# INSTRUCTIONS TO FOLLOW:
Return each line containing the string "this".

========================

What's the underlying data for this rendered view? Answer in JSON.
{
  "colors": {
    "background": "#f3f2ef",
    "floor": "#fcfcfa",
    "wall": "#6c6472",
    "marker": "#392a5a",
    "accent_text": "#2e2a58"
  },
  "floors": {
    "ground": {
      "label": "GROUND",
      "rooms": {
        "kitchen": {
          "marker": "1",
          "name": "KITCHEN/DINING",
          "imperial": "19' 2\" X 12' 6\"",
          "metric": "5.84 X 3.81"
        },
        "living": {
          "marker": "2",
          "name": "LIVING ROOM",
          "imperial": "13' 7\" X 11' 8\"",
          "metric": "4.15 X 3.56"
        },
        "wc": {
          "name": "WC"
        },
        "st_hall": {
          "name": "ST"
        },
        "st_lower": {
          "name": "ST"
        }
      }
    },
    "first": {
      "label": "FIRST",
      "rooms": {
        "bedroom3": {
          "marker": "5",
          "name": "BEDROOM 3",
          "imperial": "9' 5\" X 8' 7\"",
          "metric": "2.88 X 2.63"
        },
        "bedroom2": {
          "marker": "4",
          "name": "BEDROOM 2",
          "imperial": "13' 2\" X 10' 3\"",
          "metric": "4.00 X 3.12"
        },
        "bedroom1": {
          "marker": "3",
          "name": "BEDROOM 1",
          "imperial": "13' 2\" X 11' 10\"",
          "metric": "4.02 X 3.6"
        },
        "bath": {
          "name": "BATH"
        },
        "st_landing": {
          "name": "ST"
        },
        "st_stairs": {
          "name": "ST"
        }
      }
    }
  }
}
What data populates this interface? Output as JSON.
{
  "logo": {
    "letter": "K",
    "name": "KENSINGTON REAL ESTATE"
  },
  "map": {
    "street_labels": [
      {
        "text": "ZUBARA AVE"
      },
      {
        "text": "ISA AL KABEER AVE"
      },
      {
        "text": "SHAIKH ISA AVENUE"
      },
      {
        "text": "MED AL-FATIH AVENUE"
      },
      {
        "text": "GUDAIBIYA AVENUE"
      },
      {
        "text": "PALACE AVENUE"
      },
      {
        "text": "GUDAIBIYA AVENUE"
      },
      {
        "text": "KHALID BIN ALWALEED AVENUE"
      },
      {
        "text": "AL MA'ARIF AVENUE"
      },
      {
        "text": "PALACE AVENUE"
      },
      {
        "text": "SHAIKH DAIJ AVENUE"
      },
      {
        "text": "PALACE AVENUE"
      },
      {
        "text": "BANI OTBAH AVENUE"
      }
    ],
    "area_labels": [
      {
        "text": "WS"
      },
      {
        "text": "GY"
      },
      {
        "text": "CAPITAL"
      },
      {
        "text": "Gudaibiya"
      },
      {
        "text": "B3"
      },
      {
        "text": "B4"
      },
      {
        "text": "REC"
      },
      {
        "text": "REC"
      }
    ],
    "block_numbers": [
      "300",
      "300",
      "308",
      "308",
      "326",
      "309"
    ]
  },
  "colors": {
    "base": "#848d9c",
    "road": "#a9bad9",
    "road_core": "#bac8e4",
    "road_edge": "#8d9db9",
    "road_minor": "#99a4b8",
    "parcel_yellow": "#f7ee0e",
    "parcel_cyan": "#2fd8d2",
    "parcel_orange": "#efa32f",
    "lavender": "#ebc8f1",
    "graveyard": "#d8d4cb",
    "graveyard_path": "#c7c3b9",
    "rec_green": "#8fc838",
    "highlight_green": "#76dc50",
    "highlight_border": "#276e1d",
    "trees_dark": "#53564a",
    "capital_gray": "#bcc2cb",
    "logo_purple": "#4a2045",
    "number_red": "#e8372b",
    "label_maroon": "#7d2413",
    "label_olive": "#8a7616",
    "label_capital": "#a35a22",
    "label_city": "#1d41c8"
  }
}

========================

# EXERCISE RESULT:
What's the underlying data for this rendered view? Answer in JSON.
What data populates this interface? Output as JSON.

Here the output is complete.